**WHAT THE TASK REQUIRES:** Can you transcribe every record below exactly as it appears?

(Saved entries)

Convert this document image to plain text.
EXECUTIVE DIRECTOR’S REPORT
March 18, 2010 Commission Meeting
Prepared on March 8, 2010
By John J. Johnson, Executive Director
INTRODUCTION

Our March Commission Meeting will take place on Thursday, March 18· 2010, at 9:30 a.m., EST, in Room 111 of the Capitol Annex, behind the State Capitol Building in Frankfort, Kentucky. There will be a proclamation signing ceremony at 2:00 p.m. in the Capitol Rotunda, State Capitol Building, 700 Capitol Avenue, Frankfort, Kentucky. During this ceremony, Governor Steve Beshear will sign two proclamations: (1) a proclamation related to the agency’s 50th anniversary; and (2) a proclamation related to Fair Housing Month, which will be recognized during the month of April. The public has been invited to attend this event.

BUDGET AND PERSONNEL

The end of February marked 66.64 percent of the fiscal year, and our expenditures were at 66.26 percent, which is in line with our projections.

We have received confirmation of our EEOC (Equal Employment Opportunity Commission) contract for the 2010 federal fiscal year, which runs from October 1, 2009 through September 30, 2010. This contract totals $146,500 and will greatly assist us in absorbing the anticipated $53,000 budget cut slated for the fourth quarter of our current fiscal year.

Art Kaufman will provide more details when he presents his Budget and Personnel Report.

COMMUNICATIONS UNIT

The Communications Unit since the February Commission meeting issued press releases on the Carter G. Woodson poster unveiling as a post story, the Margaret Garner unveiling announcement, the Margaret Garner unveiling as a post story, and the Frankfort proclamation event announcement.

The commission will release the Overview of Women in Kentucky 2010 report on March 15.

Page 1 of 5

**RESPONSE FOR THIS EXERCISE:**
Convert this document image to plain text.
EXECUTIVE DIRECTOR’S REPORT
March 18, 2010 Commission Meeting
Prepared on March 8, 2010
By John J. Johnson, Executive Director
INTRODUCTION

Our March Commission Meeting will take place on Thursday, March 18· 2010, at 9:30 a.m., EST, in Room 111 of the Capitol Annex, behind the State Capitol Building in Frankfort, Kentucky. There will be a proclamation signing ceremony at 2:00 p.m. in the Capitol Rotunda, State Capitol Building, 700 Capitol Avenue, Frankfort, Kentucky. During this ceremony, Governor Steve Beshear will sign two proclamations: (1) a proclamation related to the agency’s 50th anniversary; and (2) a proclamation related to Fair Housing Month, which will be recognized during the month of April. The public has been invited to attend this event.

BUDGET AND PERSONNEL

The end of February marked 66.64 percent of the fiscal year, and our expenditures were at 66.26 percent, which is in line with our projections.

We have received confirmation of our EEOC (Equal Employment Opportunity Commission) contract for the 2010 federal fiscal year, which runs from October 1, 2009 through September 30, 2010. This contract totals $146,500 and will greatly assist us in absorbing the anticipated $53,000 budget cut slated for the fourth quarter of our current fiscal year.

Art Kaufman will provide more details when he presents his Budget and Personnel Report.

COMMUNICATIONS UNIT

The Communications Unit since the February Commission meeting issued press releases on the Carter G. Woodson poster unveiling as a post story, the Margaret Garner unveiling announcement, the Margaret Garner unveiling as a post story, and the Frankfort proclamation event announcement.

The commission will release the Overview of Women in Kentucky 2010 report on March 15.

Page 1 of 5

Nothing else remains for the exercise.